Begin RECORD SET

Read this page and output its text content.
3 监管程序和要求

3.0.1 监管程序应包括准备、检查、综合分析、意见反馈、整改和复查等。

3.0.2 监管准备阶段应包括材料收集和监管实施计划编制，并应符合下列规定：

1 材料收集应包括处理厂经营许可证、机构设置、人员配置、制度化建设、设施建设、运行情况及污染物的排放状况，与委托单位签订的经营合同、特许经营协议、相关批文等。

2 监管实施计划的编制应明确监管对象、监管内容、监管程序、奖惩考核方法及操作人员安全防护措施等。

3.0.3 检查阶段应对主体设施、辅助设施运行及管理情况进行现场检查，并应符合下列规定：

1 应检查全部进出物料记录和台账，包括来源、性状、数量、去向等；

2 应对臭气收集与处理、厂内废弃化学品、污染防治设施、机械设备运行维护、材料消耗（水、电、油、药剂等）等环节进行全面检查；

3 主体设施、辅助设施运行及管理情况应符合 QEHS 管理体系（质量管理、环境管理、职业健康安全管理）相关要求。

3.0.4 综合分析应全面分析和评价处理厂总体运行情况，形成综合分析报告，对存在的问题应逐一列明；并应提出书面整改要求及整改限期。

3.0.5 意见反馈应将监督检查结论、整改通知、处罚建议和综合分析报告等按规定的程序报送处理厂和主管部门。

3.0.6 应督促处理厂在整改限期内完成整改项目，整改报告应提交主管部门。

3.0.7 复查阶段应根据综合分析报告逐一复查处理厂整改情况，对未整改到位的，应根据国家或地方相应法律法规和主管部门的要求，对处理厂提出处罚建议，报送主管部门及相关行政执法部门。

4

End RECORD SET

* SHORT TASK
Every line of the data above should be copied exactly.

* RESPONSE TO THE TASK
Read this page and output its text content.
3 监管程序和要求

3.0.1 监管程序应包括准备、检查、综合分析、意见反馈、整改和复查等。

3.0.2 监管准备阶段应包括材料收集和监管实施计划编制，并应符合下列规定：

1 材料收集应包括处理厂经营许可证、机构设置、人员配置、制度化建设、设施建设、运行情况及污染物的排放状况，与委托单位签订的经营合同、特许经营协议、相关批文等。

2 监管实施计划的编制应明确监管对象、监管内容、监管程序、奖惩考核方法及操作人员安全防护措施等。

3.0.3 检查阶段应对主体设施、辅助设施运行及管理情况进行现场检查，并应符合下列规定：

1 应检查全部进出物料记录和台账，包括来源、性状、数量、去向等；

2 应对臭气收集与处理、厂内废弃化学品、污染防治设施、机械设备运行维护、材料消耗（水、电、油、药剂等）等环节进行全面检查；

3 主体设施、辅助设施运行及管理情况应符合 QEHS 管理体系（质量管理、环境管理、职业健康安全管理）相关要求。

3.0.4 综合分析应全面分析和评价处理厂总体运行情况，形成综合分析报告，对存在的问题应逐一列明；并应提出书面整改要求及整改限期。

3.0.5 意见反馈应将监督检查结论、整改通知、处罚建议和综合分析报告等按规定的程序报送处理厂和主管部门。

3.0.6 应督促处理厂在整改限期内完成整改项目，整改报告应提交主管部门。

3.0.7 复查阶段应根据综合分析报告逐一复查处理厂整改情况，对未整改到位的，应根据国家或地方相应法律法规和主管部门的要求，对处理厂提出处罚建议，报送主管部门及相关行政执法部门。

4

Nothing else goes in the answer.